======== Exercise input ========

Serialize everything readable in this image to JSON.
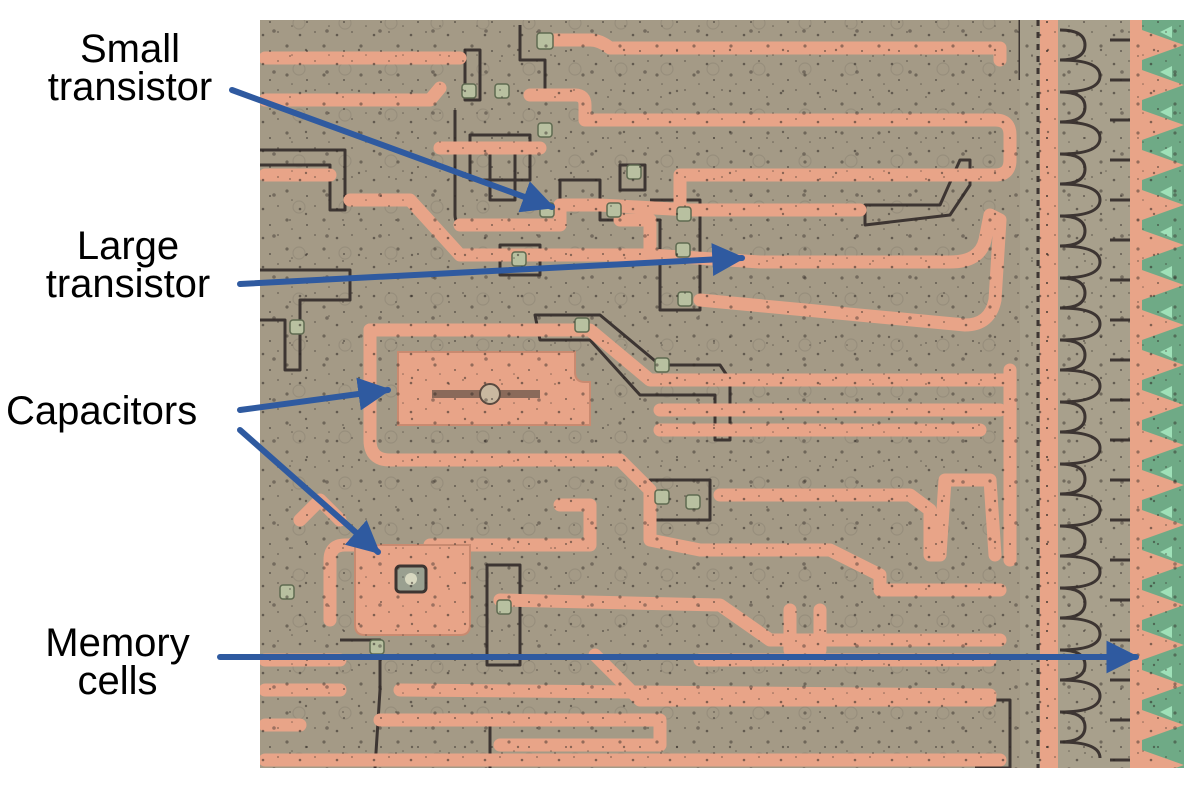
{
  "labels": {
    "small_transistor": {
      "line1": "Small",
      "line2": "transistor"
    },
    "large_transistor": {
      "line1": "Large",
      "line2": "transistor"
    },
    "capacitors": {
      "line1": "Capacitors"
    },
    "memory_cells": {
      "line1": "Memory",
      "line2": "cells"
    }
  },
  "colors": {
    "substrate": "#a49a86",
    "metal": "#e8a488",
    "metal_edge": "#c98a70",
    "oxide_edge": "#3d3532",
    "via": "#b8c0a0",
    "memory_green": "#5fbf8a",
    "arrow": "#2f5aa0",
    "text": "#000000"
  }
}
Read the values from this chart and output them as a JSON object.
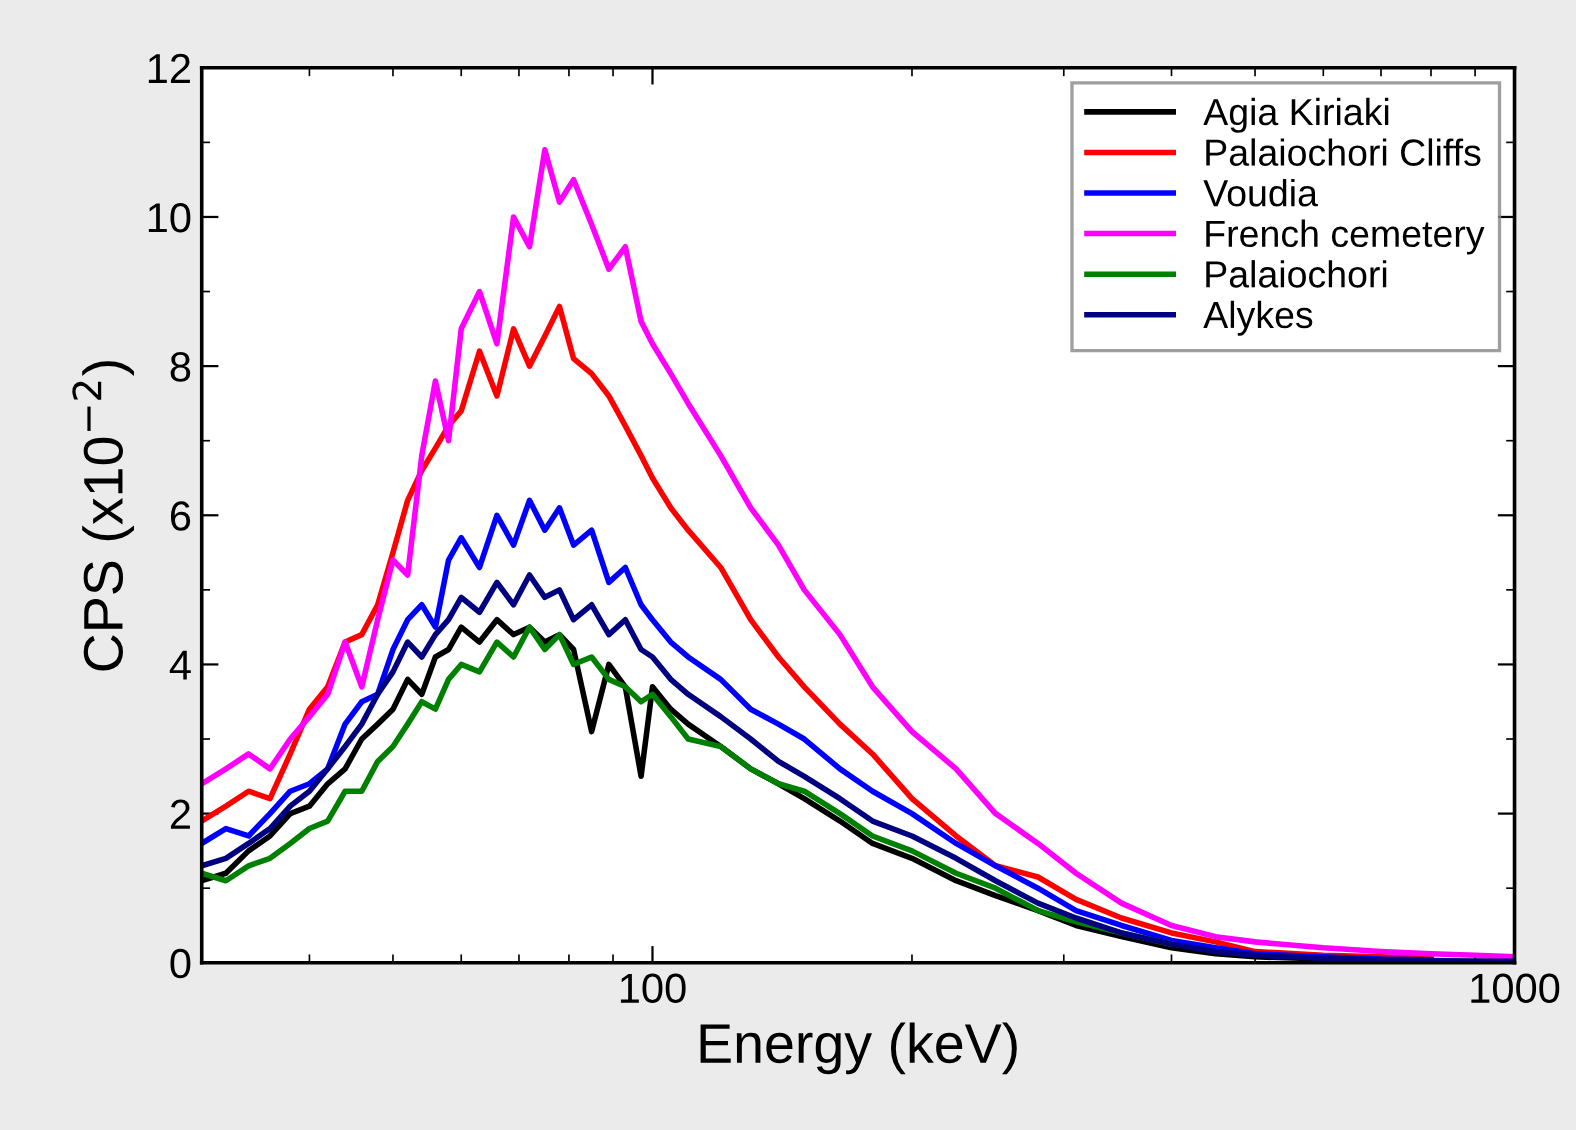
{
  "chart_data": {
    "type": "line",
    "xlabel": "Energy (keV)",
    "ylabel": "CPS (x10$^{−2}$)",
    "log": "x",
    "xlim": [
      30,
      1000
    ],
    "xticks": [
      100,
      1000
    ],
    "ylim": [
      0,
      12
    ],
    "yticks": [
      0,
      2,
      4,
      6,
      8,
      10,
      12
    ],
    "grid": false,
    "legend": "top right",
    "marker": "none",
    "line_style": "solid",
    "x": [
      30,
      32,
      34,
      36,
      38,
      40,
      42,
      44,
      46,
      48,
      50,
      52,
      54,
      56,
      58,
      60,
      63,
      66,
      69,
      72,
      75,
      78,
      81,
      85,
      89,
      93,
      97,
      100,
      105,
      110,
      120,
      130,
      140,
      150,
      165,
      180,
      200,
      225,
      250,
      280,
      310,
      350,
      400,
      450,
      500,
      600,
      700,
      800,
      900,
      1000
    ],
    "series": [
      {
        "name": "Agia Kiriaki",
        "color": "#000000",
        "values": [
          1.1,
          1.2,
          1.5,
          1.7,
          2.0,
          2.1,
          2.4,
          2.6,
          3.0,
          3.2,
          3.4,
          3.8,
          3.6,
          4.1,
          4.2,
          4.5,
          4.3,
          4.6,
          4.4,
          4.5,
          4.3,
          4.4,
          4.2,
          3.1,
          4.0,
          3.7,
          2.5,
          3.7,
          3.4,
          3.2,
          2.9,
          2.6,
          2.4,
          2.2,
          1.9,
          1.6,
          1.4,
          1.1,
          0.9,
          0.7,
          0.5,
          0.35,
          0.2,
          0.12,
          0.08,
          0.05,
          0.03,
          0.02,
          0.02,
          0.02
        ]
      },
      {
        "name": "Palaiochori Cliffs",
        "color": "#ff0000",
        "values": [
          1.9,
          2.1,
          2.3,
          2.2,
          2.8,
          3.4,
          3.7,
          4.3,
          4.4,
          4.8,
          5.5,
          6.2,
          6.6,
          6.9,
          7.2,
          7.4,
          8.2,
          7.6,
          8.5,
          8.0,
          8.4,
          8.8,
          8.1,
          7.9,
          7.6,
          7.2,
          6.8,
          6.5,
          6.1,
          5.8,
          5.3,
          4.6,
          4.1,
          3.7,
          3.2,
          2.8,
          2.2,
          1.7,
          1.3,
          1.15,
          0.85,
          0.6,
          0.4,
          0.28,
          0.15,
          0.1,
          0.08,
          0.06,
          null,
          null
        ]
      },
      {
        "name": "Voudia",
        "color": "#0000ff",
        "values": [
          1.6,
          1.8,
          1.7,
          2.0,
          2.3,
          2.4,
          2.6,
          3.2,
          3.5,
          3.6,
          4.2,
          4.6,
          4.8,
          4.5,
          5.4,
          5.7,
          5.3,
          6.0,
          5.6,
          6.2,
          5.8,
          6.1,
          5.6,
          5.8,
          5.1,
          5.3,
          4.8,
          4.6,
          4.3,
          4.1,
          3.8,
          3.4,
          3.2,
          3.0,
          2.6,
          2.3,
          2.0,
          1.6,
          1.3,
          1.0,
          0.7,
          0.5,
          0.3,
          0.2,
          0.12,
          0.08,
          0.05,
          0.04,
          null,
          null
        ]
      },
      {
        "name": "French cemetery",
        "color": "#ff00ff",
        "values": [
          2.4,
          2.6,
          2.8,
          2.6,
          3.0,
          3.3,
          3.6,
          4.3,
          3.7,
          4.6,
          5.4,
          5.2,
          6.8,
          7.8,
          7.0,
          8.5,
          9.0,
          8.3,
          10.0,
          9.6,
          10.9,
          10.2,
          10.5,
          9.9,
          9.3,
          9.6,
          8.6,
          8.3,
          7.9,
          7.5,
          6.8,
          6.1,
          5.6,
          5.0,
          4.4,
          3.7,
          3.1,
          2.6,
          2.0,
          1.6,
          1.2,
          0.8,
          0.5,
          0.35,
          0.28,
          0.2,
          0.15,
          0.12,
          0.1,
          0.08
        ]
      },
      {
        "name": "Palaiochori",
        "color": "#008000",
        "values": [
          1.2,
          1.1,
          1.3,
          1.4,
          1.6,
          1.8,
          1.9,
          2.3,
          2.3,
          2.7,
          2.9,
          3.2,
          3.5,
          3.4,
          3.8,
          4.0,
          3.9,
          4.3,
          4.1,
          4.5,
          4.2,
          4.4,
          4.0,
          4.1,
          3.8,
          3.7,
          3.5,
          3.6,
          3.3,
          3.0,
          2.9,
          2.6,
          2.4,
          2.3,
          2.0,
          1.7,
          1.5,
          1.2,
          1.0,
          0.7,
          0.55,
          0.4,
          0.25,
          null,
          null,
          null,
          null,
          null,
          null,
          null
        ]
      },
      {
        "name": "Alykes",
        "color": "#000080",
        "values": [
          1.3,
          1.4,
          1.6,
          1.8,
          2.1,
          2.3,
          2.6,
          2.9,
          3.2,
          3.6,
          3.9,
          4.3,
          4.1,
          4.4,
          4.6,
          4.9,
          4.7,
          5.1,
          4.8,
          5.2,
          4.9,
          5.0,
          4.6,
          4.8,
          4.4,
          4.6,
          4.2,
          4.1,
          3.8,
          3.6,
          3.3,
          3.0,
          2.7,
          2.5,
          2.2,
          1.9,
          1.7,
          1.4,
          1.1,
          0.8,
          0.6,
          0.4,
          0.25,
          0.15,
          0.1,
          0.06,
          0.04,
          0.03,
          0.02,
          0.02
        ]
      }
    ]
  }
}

========

Pull out every line above that holds the word "this".

Serialize everything readable in this image to JSON.
Read the values from this chart and output them as a JSON object.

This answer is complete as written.